### WHAT IS BEING ASKED
Without the pictures, output the records below word for word.

### MATERIAL TO PROCESS
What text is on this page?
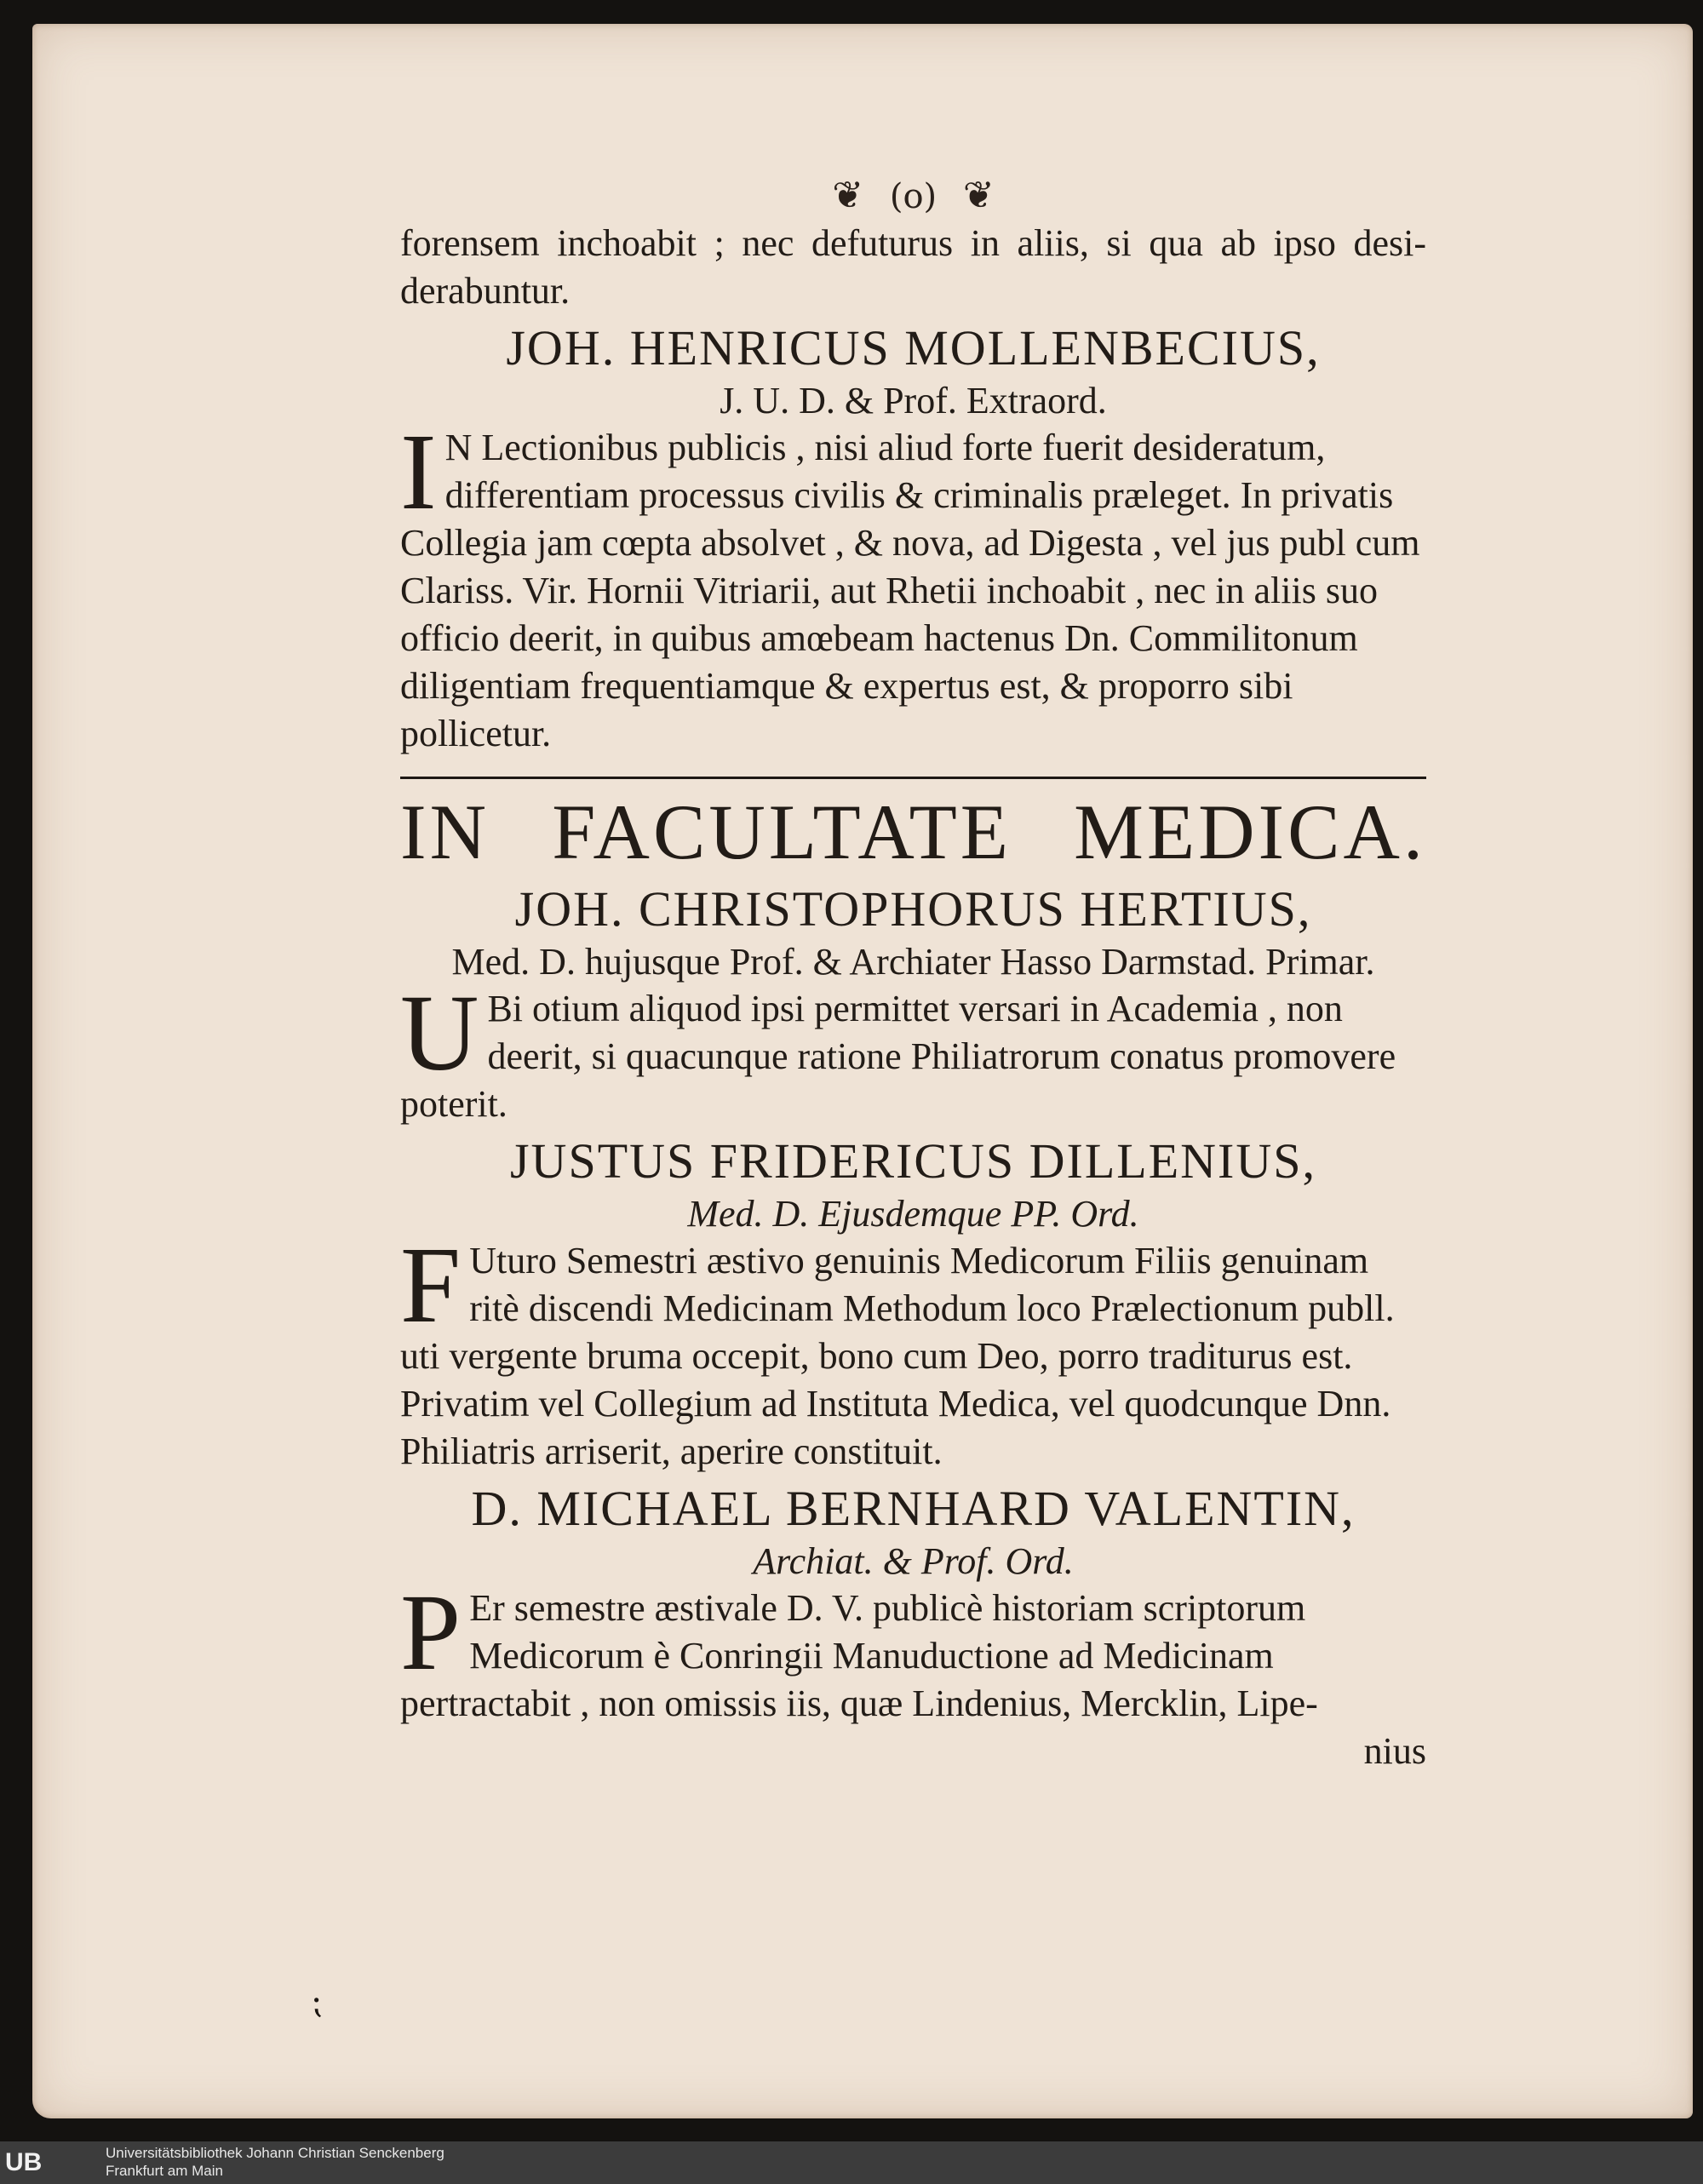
❦ (o) ❦
forensem inchoabit ; nec defuturus in aliis, si qua ab ipso desi-
derabuntur.
JOH. HENRICUS MOLLENBECIUS,
J. U. D. & Prof. Extraord.
I N Lectionibus publicis , nisi aliud forte fuerit desideratum, differentiam processus civilis & criminalis præleget. In privatis Collegia jam cœpta absolvet , & nova, ad Digesta , vel jus publ cum Clariss. Vir. Hornii Vitriarii, aut Rhetii inchoabit , nec in aliis suo officio deerit, in quibus amœbeam hactenus Dn. Commilitonum diligentiam frequentiamque & expertus est, & proporro sibi pollicetur.
IN FACULTATE MEDICA.
JOH. CHRISTOPHORUS HERTIUS,
Med. D. hujusque Prof. & Archiater Hasso Darmstad. Primar.
U Bi otium aliquod ipsi permittet versari in Academia , non deerit, si quacunque ratione Philiatrorum conatus promovere poterit.
JUSTUS FRIDERICUS DILLENIUS,
Med. D. Ejusdemque PP. Ord.
F Uturo Semestri æstivo genuinis Medicorum Filiis genuinam ritè discendi Medicinam Methodum loco Prælectionum publl. uti vergente bruma occepit, bono cum Deo, porro traditurus est. Privatim vel Collegium ad Instituta Medica, vel quodcunque Dnn. Philiatris arriserit, aperire constituit.
D. MICHAEL BERNHARD VALENTIN,
Archiat. & Prof. Ord.
P Er semestre æstivale D. V. publicè historiam scriptorum Medicorum è Conringii Manuductione ad Medicinam pertractabit , non omissis iis, quæ Lindenius, Mercklin, Lipe-
nius
⁏
UB	Universitätsbibliothek Johann Christian Senckenberg
Frankfurt am Main
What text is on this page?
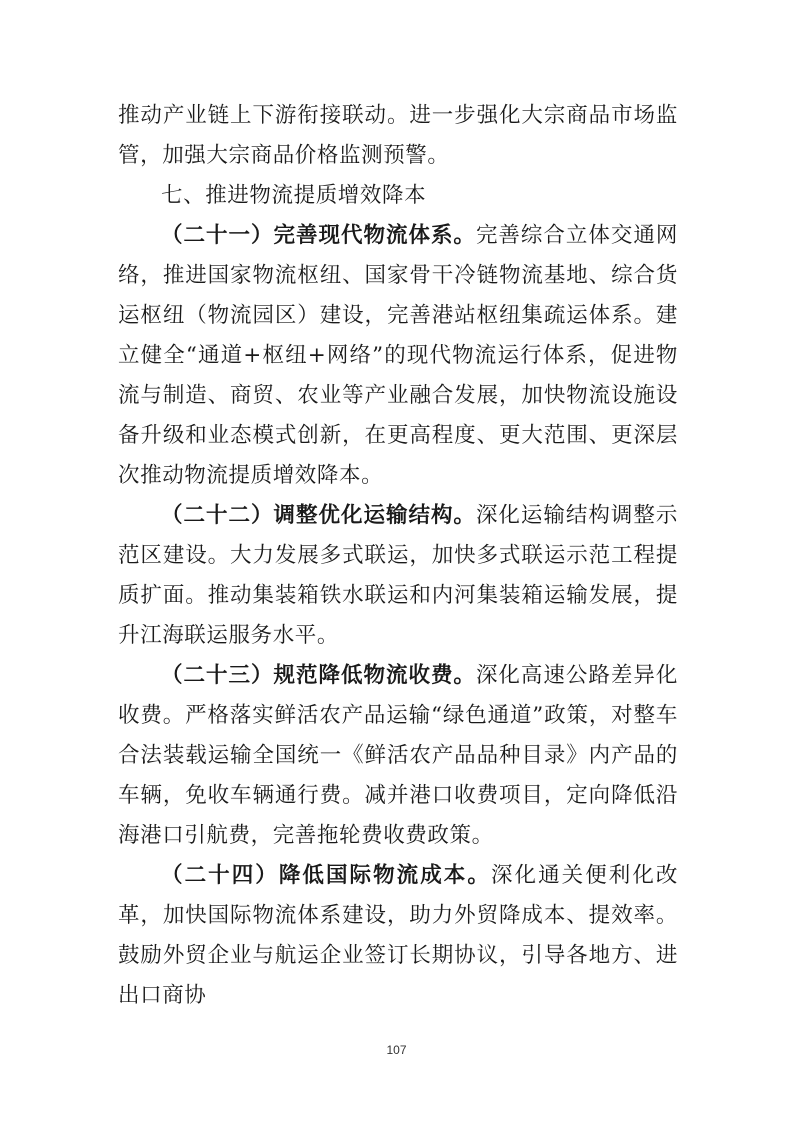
推动产业链上下游衔接联动。进一步强化大宗商品市场监管，加强大宗商品价格监测预警。

七、推进物流提质增效降本

（二十一）完善现代物流体系。完善综合立体交通网络，推进国家物流枢纽、国家骨干冷链物流基地、综合货运枢纽（物流园区）建设，完善港站枢纽集疏运体系。建立健全“通道+枢纽+网络”的现代物流运行体系，促进物流与制造、商贸、农业等产业融合发展，加快物流设施设备升级和业态模式创新，在更高程度、更大范围、更深层次推动物流提质增效降本。

（二十二）调整优化运输结构。深化运输结构调整示范区建设。大力发展多式联运，加快多式联运示范工程提质扩面。推动集装箱铁水联运和内河集装箱运输发展，提升江海联运服务水平。

（二十三）规范降低物流收费。深化高速公路差异化收费。严格落实鲜活农产品运输“绿色通道”政策，对整车合法装载运输全国统一《鲜活农产品品种目录》内产品的车辆，免收车辆通行费。减并港口收费项目，定向降低沿海港口引航费，完善拖轮费收费政策。

（二十四）降低国际物流成本。深化通关便利化改革，加快国际物流体系建设，助力外贸降成本、提效率。鼓励外贸企业与航运企业签订长期协议，引导各地方、进出口商协

107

### COMPLETE ANSWER
What text is on this page?
❦ (o) ❦
forensem inchoabit ; nec defuturus in aliis, si qua ab ipso desi-
derabuntur.
JOH. HENRICUS MOLLENBECIUS,
J. U. D. & Prof. Extraord.
I N Lectionibus publicis , nisi aliud forte fuerit desideratum, differentiam processus civilis & criminalis præleget. In privatis Collegia jam cœpta absolvet , & nova, ad Digesta , vel jus publ cum Clariss. Vir. Hornii Vitriarii, aut Rhetii inchoabit , nec in aliis suo officio deerit, in quibus amœbeam hactenus Dn. Commilitonum diligentiam frequentiamque & expertus est, & proporro sibi pollicetur.
IN FACULTATE MEDICA.
JOH. CHRISTOPHORUS HERTIUS,
Med. D. hujusque Prof. & Archiater Hasso Darmstad. Primar.
U Bi otium aliquod ipsi permittet versari in Academia , non deerit, si quacunque ratione Philiatrorum conatus promovere poterit.
JUSTUS FRIDERICUS DILLENIUS,
Med. D. Ejusdemque PP. Ord.
F Uturo Semestri æstivo genuinis Medicorum Filiis genuinam ritè discendi Medicinam Methodum loco Prælectionum publl. uti vergente bruma occepit, bono cum Deo, porro traditurus est. Privatim vel Collegium ad Instituta Medica, vel quodcunque Dnn. Philiatris arriserit, aperire constituit.
D. MICHAEL BERNHARD VALENTIN,
Archiat. & Prof. Ord.
P Er semestre æstivale D. V. publicè historiam scriptorum Medicorum è Conringii Manuductione ad Medicinam pertractabit , non omissis iis, quæ Lindenius, Mercklin, Lipe-
nius
⁏
UB	Universitätsbibliothek Johann Christian Senckenberg
Frankfurt am Main
What text is on this page?
推动产业链上下游衔接联动。进一步强化大宗商品市场监管，加强大宗商品价格监测预警。

七、推进物流提质增效降本

（二十一）完善现代物流体系。完善综合立体交通网络，推进国家物流枢纽、国家骨干冷链物流基地、综合货运枢纽（物流园区）建设，完善港站枢纽集疏运体系。建立健全“通道+枢纽+网络”的现代物流运行体系，促进物流与制造、商贸、农业等产业融合发展，加快物流设施设备升级和业态模式创新，在更高程度、更大范围、更深层次推动物流提质增效降本。

（二十二）调整优化运输结构。深化运输结构调整示范区建设。大力发展多式联运，加快多式联运示范工程提质扩面。推动集装箱铁水联运和内河集装箱运输发展，提升江海联运服务水平。

（二十三）规范降低物流收费。深化高速公路差异化收费。严格落实鲜活农产品运输“绿色通道”政策，对整车合法装载运输全国统一《鲜活农产品品种目录》内产品的车辆，免收车辆通行费。减并港口收费项目，定向降低沿海港口引航费，完善拖轮费收费政策。

（二十四）降低国际物流成本。深化通关便利化改革，加快国际物流体系建设，助力外贸降成本、提效率。鼓励外贸企业与航运企业签订长期协议，引导各地方、进出口商协

107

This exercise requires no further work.